Work to be completed:
Each record that follows should be repeated exactly, minus any images.

Exercise inputs:

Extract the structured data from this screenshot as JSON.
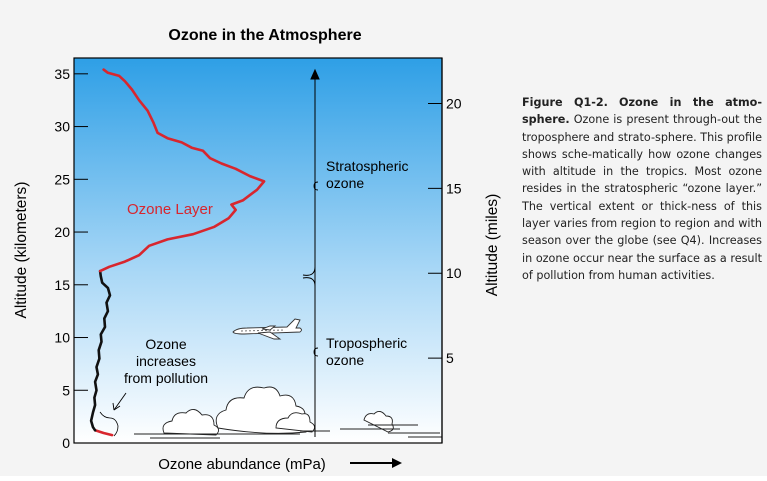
{
  "chart_data": {
    "type": "line",
    "title": "Ozone in the Atmosphere",
    "xlabel": "Ozone abundance (mPa)",
    "ylabel": "Altitude (kilometers)",
    "ylabel_right": "Altitude (miles)",
    "ylim": [
      0,
      36.5
    ],
    "yticks": [
      0,
      5,
      10,
      15,
      20,
      25,
      30,
      35
    ],
    "ylim_right": [
      0,
      22.68
    ],
    "yticks_right": [
      5,
      10,
      15,
      20
    ],
    "grid": false,
    "series": [
      {
        "color": "#d8262e",
        "points": [
          [
            0.5,
            1.2
          ],
          [
            1.1,
            0.95
          ],
          [
            1.7,
            0.75
          ]
        ]
      },
      {
        "color": "#111111",
        "points": [
          [
            0.5,
            1.2
          ],
          [
            0.35,
            1.5
          ],
          [
            0.22,
            2.1
          ],
          [
            0.35,
            2.9
          ],
          [
            0.5,
            3.6
          ],
          [
            0.45,
            4.3
          ],
          [
            0.6,
            5.0
          ],
          [
            0.5,
            5.8
          ],
          [
            0.7,
            6.5
          ],
          [
            0.6,
            7.2
          ],
          [
            0.8,
            8.0
          ],
          [
            0.75,
            8.8
          ],
          [
            0.95,
            9.6
          ],
          [
            0.9,
            10.3
          ],
          [
            1.2,
            11.0
          ],
          [
            1.15,
            11.8
          ],
          [
            1.4,
            12.5
          ],
          [
            1.3,
            13.3
          ],
          [
            1.55,
            14.0
          ],
          [
            1.4,
            14.7
          ],
          [
            1.0,
            15.2
          ],
          [
            0.9,
            15.8
          ],
          [
            0.85,
            16.3
          ]
        ]
      },
      {
        "color": "#d8262e",
        "points": [
          [
            0.85,
            16.3
          ],
          [
            1.5,
            16.7
          ],
          [
            2.6,
            17.2
          ],
          [
            3.6,
            17.8
          ],
          [
            4.3,
            18.7
          ],
          [
            5.6,
            19.3
          ],
          [
            7.4,
            19.8
          ],
          [
            8.9,
            20.5
          ],
          [
            9.9,
            21.3
          ],
          [
            10.4,
            22.1
          ],
          [
            10.1,
            22.6
          ],
          [
            10.9,
            23.0
          ],
          [
            11.4,
            23.5
          ],
          [
            11.9,
            24.0
          ],
          [
            12.4,
            24.8
          ],
          [
            11.4,
            25.3
          ],
          [
            10.4,
            26.0
          ],
          [
            9.4,
            26.5
          ],
          [
            8.6,
            27.0
          ],
          [
            8.1,
            27.7
          ],
          [
            7.3,
            28.0
          ],
          [
            6.6,
            28.5
          ],
          [
            5.6,
            28.9
          ],
          [
            4.9,
            29.4
          ],
          [
            4.6,
            30.4
          ],
          [
            4.2,
            31.5
          ],
          [
            3.6,
            32.5
          ],
          [
            3.1,
            33.5
          ],
          [
            2.6,
            34.3
          ],
          [
            2.2,
            34.8
          ],
          [
            1.4,
            35.1
          ],
          [
            1.1,
            35.4
          ]
        ]
      }
    ],
    "annotations": [
      {
        "text": "Ozone Layer",
        "color": "#d8262e"
      },
      {
        "text": "Ozone increases from pollution"
      },
      {
        "text": "Stratospheric ozone"
      },
      {
        "text": "Tropospheric ozone"
      }
    ]
  },
  "annotations_text": {
    "ozone_layer": "Ozone Layer",
    "pollution_lines": [
      "Ozone",
      "increases",
      "from pollution"
    ],
    "strat_lines": [
      "Stratospheric",
      "ozone"
    ],
    "trop_lines": [
      "Tropospheric",
      "ozone"
    ]
  },
  "caption": {
    "figure_label": "Figure Q1-2.",
    "figure_title": "Ozone in the atmo-sphere.",
    "body": "Ozone is present through-out the troposphere and strato-sphere. This profile shows sche-matically how ozone changes with altitude in the tropics. Most ozone resides in the stratospheric “ozone layer.” The vertical extent or thick-ness of this layer varies from region to region and with season over the globe (see Q4). Increases in ozone occur near the surface as a result of pollution from human activities."
  },
  "colors": {
    "sky_top": "#2e9fe6",
    "sky_bottom": "#ffffff",
    "ozone_red": "#d8262e",
    "ozone_black": "#111111"
  }
}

Correct response:
Extract the structured data from this screenshot as JSON.
{
  "chart_data": {
    "type": "line",
    "title": "Ozone in the Atmosphere",
    "xlabel": "Ozone abundance (mPa)",
    "ylabel": "Altitude (kilometers)",
    "ylabel_right": "Altitude (miles)",
    "ylim": [
      0,
      36.5
    ],
    "yticks": [
      0,
      5,
      10,
      15,
      20,
      25,
      30,
      35
    ],
    "ylim_right": [
      0,
      22.68
    ],
    "yticks_right": [
      5,
      10,
      15,
      20
    ],
    "grid": false,
    "series": [
      {
        "color": "#d8262e",
        "points": [
          [
            0.5,
            1.2
          ],
          [
            1.1,
            0.95
          ],
          [
            1.7,
            0.75
          ]
        ]
      },
      {
        "color": "#111111",
        "points": [
          [
            0.5,
            1.2
          ],
          [
            0.35,
            1.5
          ],
          [
            0.22,
            2.1
          ],
          [
            0.35,
            2.9
          ],
          [
            0.5,
            3.6
          ],
          [
            0.45,
            4.3
          ],
          [
            0.6,
            5.0
          ],
          [
            0.5,
            5.8
          ],
          [
            0.7,
            6.5
          ],
          [
            0.6,
            7.2
          ],
          [
            0.8,
            8.0
          ],
          [
            0.75,
            8.8
          ],
          [
            0.95,
            9.6
          ],
          [
            0.9,
            10.3
          ],
          [
            1.2,
            11.0
          ],
          [
            1.15,
            11.8
          ],
          [
            1.4,
            12.5
          ],
          [
            1.3,
            13.3
          ],
          [
            1.55,
            14.0
          ],
          [
            1.4,
            14.7
          ],
          [
            1.0,
            15.2
          ],
          [
            0.9,
            15.8
          ],
          [
            0.85,
            16.3
          ]
        ]
      },
      {
        "color": "#d8262e",
        "points": [
          [
            0.85,
            16.3
          ],
          [
            1.5,
            16.7
          ],
          [
            2.6,
            17.2
          ],
          [
            3.6,
            17.8
          ],
          [
            4.3,
            18.7
          ],
          [
            5.6,
            19.3
          ],
          [
            7.4,
            19.8
          ],
          [
            8.9,
            20.5
          ],
          [
            9.9,
            21.3
          ],
          [
            10.4,
            22.1
          ],
          [
            10.1,
            22.6
          ],
          [
            10.9,
            23.0
          ],
          [
            11.4,
            23.5
          ],
          [
            11.9,
            24.0
          ],
          [
            12.4,
            24.8
          ],
          [
            11.4,
            25.3
          ],
          [
            10.4,
            26.0
          ],
          [
            9.4,
            26.5
          ],
          [
            8.6,
            27.0
          ],
          [
            8.1,
            27.7
          ],
          [
            7.3,
            28.0
          ],
          [
            6.6,
            28.5
          ],
          [
            5.6,
            28.9
          ],
          [
            4.9,
            29.4
          ],
          [
            4.6,
            30.4
          ],
          [
            4.2,
            31.5
          ],
          [
            3.6,
            32.5
          ],
          [
            3.1,
            33.5
          ],
          [
            2.6,
            34.3
          ],
          [
            2.2,
            34.8
          ],
          [
            1.4,
            35.1
          ],
          [
            1.1,
            35.4
          ]
        ]
      }
    ],
    "annotations": [
      {
        "text": "Ozone Layer",
        "color": "#d8262e"
      },
      {
        "text": "Ozone increases from pollution"
      },
      {
        "text": "Stratospheric ozone"
      },
      {
        "text": "Tropospheric ozone"
      }
    ]
  },
  "annotations_text": {
    "ozone_layer": "Ozone Layer",
    "pollution_lines": [
      "Ozone",
      "increases",
      "from pollution"
    ],
    "strat_lines": [
      "Stratospheric",
      "ozone"
    ],
    "trop_lines": [
      "Tropospheric",
      "ozone"
    ]
  },
  "caption": {
    "figure_label": "Figure Q1-2.",
    "figure_title": "Ozone in the atmo-sphere.",
    "body": "Ozone is present through-out the troposphere and strato-sphere. This profile shows sche-matically how ozone changes with altitude in the tropics. Most ozone resides in the stratospheric “ozone layer.” The vertical extent or thick-ness of this layer varies from region to region and with season over the globe (see Q4). Increases in ozone occur near the surface as a result of pollution from human activities."
  },
  "colors": {
    "sky_top": "#2e9fe6",
    "sky_bottom": "#ffffff",
    "ozone_red": "#d8262e",
    "ozone_black": "#111111"
  }
}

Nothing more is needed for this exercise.